Return the whole listing, line for line, without the pictures in it.

────────

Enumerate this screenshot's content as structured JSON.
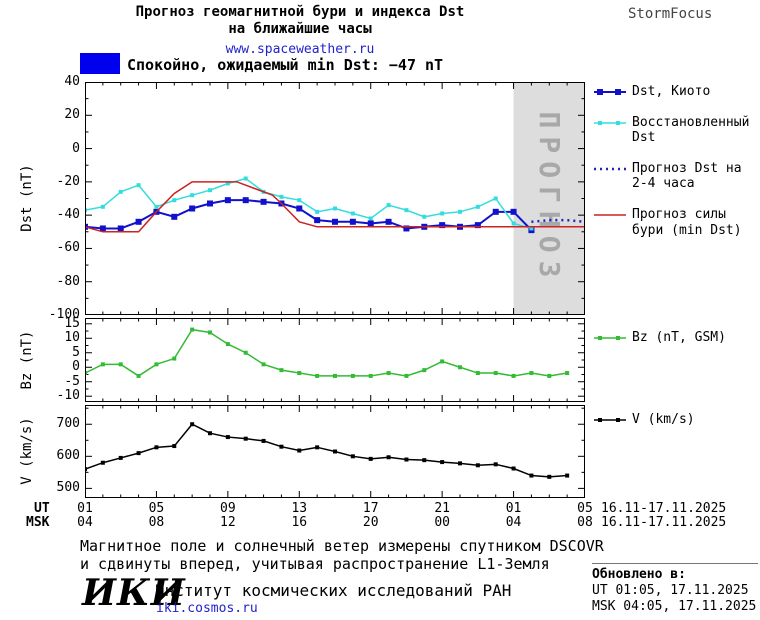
{
  "header": {
    "title_line1": "Прогноз геомагнитной бури и индекса Dst",
    "title_line2": "на ближайшие часы",
    "site": "www.spaceweather.ru",
    "brand": "StormFocus"
  },
  "status": {
    "label": "Спокойно, ожидаемый min Dst: −47 nT",
    "swatch_color": "#0000ee"
  },
  "chart_data": [
    {
      "type": "line",
      "ylabel": "Dst (nT)",
      "ylim": [
        -100,
        40
      ],
      "yticks": [
        40,
        20,
        0,
        -20,
        -40,
        -60,
        -80,
        -100
      ],
      "yminor": 10,
      "forecast": true,
      "series": [
        {
          "name": "Dst, Киото",
          "color": "#1111cc",
          "width": 2,
          "marker": "square",
          "marker_size": 6,
          "x": [
            1,
            2,
            3,
            4,
            5,
            6,
            7,
            8,
            9,
            10,
            11,
            12,
            13,
            14,
            15,
            16,
            17,
            18,
            19,
            20,
            21,
            22,
            23,
            24,
            25,
            26
          ],
          "y": [
            -47,
            -48,
            -48,
            -44,
            -38,
            -41,
            -36,
            -33,
            -31,
            -31,
            -32,
            -33,
            -36,
            -43,
            -44,
            -44,
            -45,
            -44,
            -48,
            -47,
            -46,
            -47,
            -46,
            -38,
            -38,
            -49
          ]
        },
        {
          "name": "Восстановленный Dst",
          "color": "#33dddd",
          "width": 1.5,
          "marker": "square",
          "marker_size": 4,
          "x": [
            1,
            2,
            3,
            4,
            5,
            6,
            7,
            8,
            9,
            10,
            11,
            12,
            13,
            14,
            15,
            16,
            17,
            18,
            19,
            20,
            21,
            22,
            23,
            24,
            25,
            26
          ],
          "y": [
            -37,
            -35,
            -26,
            -22,
            -35,
            -31,
            -28,
            -25,
            -21,
            -18,
            -26,
            -29,
            -31,
            -38,
            -36,
            -39,
            -42,
            -34,
            -37,
            -41,
            -39,
            -38,
            -35,
            -30,
            -45,
            -48
          ]
        },
        {
          "name": "Прогноз Dst на 2-4 часа",
          "color": "#2222bb",
          "width": 2.5,
          "dash": "2 4",
          "marker": "none",
          "x": [
            26,
            27,
            28,
            29
          ],
          "y": [
            -44,
            -43,
            -43,
            -44
          ]
        },
        {
          "name": "Прогноз силы бури (min Dst)",
          "color": "#cc2222",
          "width": 1.5,
          "marker": "none",
          "x": [
            1,
            2,
            4,
            5,
            6,
            7,
            9.5,
            10.5,
            11.5,
            12,
            13,
            14,
            29
          ],
          "y": [
            -47,
            -50,
            -50,
            -38,
            -27,
            -20,
            -20,
            -24,
            -28,
            -33,
            -44,
            -47,
            -47
          ]
        }
      ]
    },
    {
      "type": "line",
      "ylabel": "Bz (nT)",
      "ylim": [
        -12,
        17
      ],
      "yticks": [
        15,
        10,
        5,
        0,
        -5,
        -10
      ],
      "yminor": 2.5,
      "series": [
        {
          "name": "Bz (nT, GSM)",
          "color": "#33bb33",
          "width": 1.5,
          "marker": "square",
          "marker_size": 4,
          "x": [
            1,
            2,
            3,
            4,
            5,
            6,
            7,
            8,
            9,
            10,
            11,
            12,
            13,
            14,
            15,
            16,
            17,
            18,
            19,
            20,
            21,
            22,
            23,
            24,
            25,
            26,
            27,
            28
          ],
          "y": [
            -2,
            1,
            1,
            -3,
            1,
            3,
            13,
            12,
            8,
            5,
            1,
            -1,
            -2,
            -3,
            -3,
            -3,
            -3,
            -2,
            -3,
            -1,
            2,
            0,
            -2,
            -2,
            -3,
            -2,
            -3,
            -2
          ]
        }
      ]
    },
    {
      "type": "line",
      "ylabel": "V (km/s)",
      "ylim": [
        470,
        760
      ],
      "yticks": [
        700,
        600,
        500
      ],
      "yminor": 50,
      "series": [
        {
          "name": "V (km/s)",
          "color": "#000000",
          "width": 1.5,
          "marker": "square",
          "marker_size": 4,
          "x": [
            1,
            2,
            3,
            4,
            5,
            6,
            7,
            8,
            9,
            10,
            11,
            12,
            13,
            14,
            15,
            16,
            17,
            18,
            19,
            20,
            21,
            22,
            23,
            24,
            25,
            26,
            27,
            28
          ],
          "y": [
            560,
            580,
            595,
            610,
            628,
            632,
            700,
            672,
            660,
            655,
            648,
            630,
            618,
            628,
            615,
            600,
            592,
            597,
            590,
            588,
            582,
            578,
            572,
            575,
            562,
            540,
            536,
            540
          ]
        }
      ]
    }
  ],
  "xaxis": {
    "xlim": [
      1,
      29
    ],
    "ticks": [
      1,
      5,
      9,
      13,
      17,
      21,
      25,
      29
    ],
    "ut_label": "UT",
    "msk_label": "MSK",
    "ut_ticks": [
      "01",
      "05",
      "09",
      "13",
      "17",
      "21",
      "01",
      "05"
    ],
    "msk_ticks": [
      "04",
      "08",
      "12",
      "16",
      "20",
      "00",
      "04",
      "08"
    ],
    "ut_daterange": "16.11-17.11.2025",
    "msk_daterange": "16.11-17.11.2025"
  },
  "forecast_region": {
    "x_start": 25,
    "x_end": 29,
    "label": "ПРОГНОЗ",
    "fill": "#dddddd",
    "text_color": "#a8a8a8"
  },
  "footer": {
    "note_line1": "Магнитное поле и солнечный ветер измерены спутником DSCOVR",
    "note_line2": "и сдвинуты вперед, учитывая распространение L1-Земля",
    "logo": "ИКИ",
    "institute": "Институт космических исследований РАН",
    "site": "iki.cosmos.ru",
    "updated_label": "Обновлено в:",
    "updated_ut": "UT  01:05, 17.11.2025",
    "updated_msk": "MSK 04:05, 17.11.2025"
  }
}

────────

Complete answer |
Enumerate this screenshot's content as structured JSON.
{
  "header": {
    "title_line1": "Прогноз геомагнитной бури и индекса Dst",
    "title_line2": "на ближайшие часы",
    "site": "www.spaceweather.ru",
    "brand": "StormFocus"
  },
  "status": {
    "label": "Спокойно, ожидаемый min Dst: −47 nT",
    "swatch_color": "#0000ee"
  },
  "chart_data": [
    {
      "type": "line",
      "ylabel": "Dst (nT)",
      "ylim": [
        -100,
        40
      ],
      "yticks": [
        40,
        20,
        0,
        -20,
        -40,
        -60,
        -80,
        -100
      ],
      "yminor": 10,
      "forecast": true,
      "series": [
        {
          "name": "Dst, Киото",
          "color": "#1111cc",
          "width": 2,
          "marker": "square",
          "marker_size": 6,
          "x": [
            1,
            2,
            3,
            4,
            5,
            6,
            7,
            8,
            9,
            10,
            11,
            12,
            13,
            14,
            15,
            16,
            17,
            18,
            19,
            20,
            21,
            22,
            23,
            24,
            25,
            26
          ],
          "y": [
            -47,
            -48,
            -48,
            -44,
            -38,
            -41,
            -36,
            -33,
            -31,
            -31,
            -32,
            -33,
            -36,
            -43,
            -44,
            -44,
            -45,
            -44,
            -48,
            -47,
            -46,
            -47,
            -46,
            -38,
            -38,
            -49
          ]
        },
        {
          "name": "Восстановленный Dst",
          "color": "#33dddd",
          "width": 1.5,
          "marker": "square",
          "marker_size": 4,
          "x": [
            1,
            2,
            3,
            4,
            5,
            6,
            7,
            8,
            9,
            10,
            11,
            12,
            13,
            14,
            15,
            16,
            17,
            18,
            19,
            20,
            21,
            22,
            23,
            24,
            25,
            26
          ],
          "y": [
            -37,
            -35,
            -26,
            -22,
            -35,
            -31,
            -28,
            -25,
            -21,
            -18,
            -26,
            -29,
            -31,
            -38,
            -36,
            -39,
            -42,
            -34,
            -37,
            -41,
            -39,
            -38,
            -35,
            -30,
            -45,
            -48
          ]
        },
        {
          "name": "Прогноз Dst на 2-4 часа",
          "color": "#2222bb",
          "width": 2.5,
          "dash": "2 4",
          "marker": "none",
          "x": [
            26,
            27,
            28,
            29
          ],
          "y": [
            -44,
            -43,
            -43,
            -44
          ]
        },
        {
          "name": "Прогноз силы бури (min Dst)",
          "color": "#cc2222",
          "width": 1.5,
          "marker": "none",
          "x": [
            1,
            2,
            4,
            5,
            6,
            7,
            9.5,
            10.5,
            11.5,
            12,
            13,
            14,
            29
          ],
          "y": [
            -47,
            -50,
            -50,
            -38,
            -27,
            -20,
            -20,
            -24,
            -28,
            -33,
            -44,
            -47,
            -47
          ]
        }
      ]
    },
    {
      "type": "line",
      "ylabel": "Bz (nT)",
      "ylim": [
        -12,
        17
      ],
      "yticks": [
        15,
        10,
        5,
        0,
        -5,
        -10
      ],
      "yminor": 2.5,
      "series": [
        {
          "name": "Bz (nT, GSM)",
          "color": "#33bb33",
          "width": 1.5,
          "marker": "square",
          "marker_size": 4,
          "x": [
            1,
            2,
            3,
            4,
            5,
            6,
            7,
            8,
            9,
            10,
            11,
            12,
            13,
            14,
            15,
            16,
            17,
            18,
            19,
            20,
            21,
            22,
            23,
            24,
            25,
            26,
            27,
            28
          ],
          "y": [
            -2,
            1,
            1,
            -3,
            1,
            3,
            13,
            12,
            8,
            5,
            1,
            -1,
            -2,
            -3,
            -3,
            -3,
            -3,
            -2,
            -3,
            -1,
            2,
            0,
            -2,
            -2,
            -3,
            -2,
            -3,
            -2
          ]
        }
      ]
    },
    {
      "type": "line",
      "ylabel": "V (km/s)",
      "ylim": [
        470,
        760
      ],
      "yticks": [
        700,
        600,
        500
      ],
      "yminor": 50,
      "series": [
        {
          "name": "V (km/s)",
          "color": "#000000",
          "width": 1.5,
          "marker": "square",
          "marker_size": 4,
          "x": [
            1,
            2,
            3,
            4,
            5,
            6,
            7,
            8,
            9,
            10,
            11,
            12,
            13,
            14,
            15,
            16,
            17,
            18,
            19,
            20,
            21,
            22,
            23,
            24,
            25,
            26,
            27,
            28
          ],
          "y": [
            560,
            580,
            595,
            610,
            628,
            632,
            700,
            672,
            660,
            655,
            648,
            630,
            618,
            628,
            615,
            600,
            592,
            597,
            590,
            588,
            582,
            578,
            572,
            575,
            562,
            540,
            536,
            540
          ]
        }
      ]
    }
  ],
  "xaxis": {
    "xlim": [
      1,
      29
    ],
    "ticks": [
      1,
      5,
      9,
      13,
      17,
      21,
      25,
      29
    ],
    "ut_label": "UT",
    "msk_label": "MSK",
    "ut_ticks": [
      "01",
      "05",
      "09",
      "13",
      "17",
      "21",
      "01",
      "05"
    ],
    "msk_ticks": [
      "04",
      "08",
      "12",
      "16",
      "20",
      "00",
      "04",
      "08"
    ],
    "ut_daterange": "16.11-17.11.2025",
    "msk_daterange": "16.11-17.11.2025"
  },
  "forecast_region": {
    "x_start": 25,
    "x_end": 29,
    "label": "ПРОГНОЗ",
    "fill": "#dddddd",
    "text_color": "#a8a8a8"
  },
  "footer": {
    "note_line1": "Магнитное поле и солнечный ветер измерены спутником DSCOVR",
    "note_line2": "и сдвинуты вперед, учитывая распространение L1-Земля",
    "logo": "ИКИ",
    "institute": "Институт космических исследований РАН",
    "site": "iki.cosmos.ru",
    "updated_label": "Обновлено в:",
    "updated_ut": "UT  01:05, 17.11.2025",
    "updated_msk": "MSK 04:05, 17.11.2025"
  }
}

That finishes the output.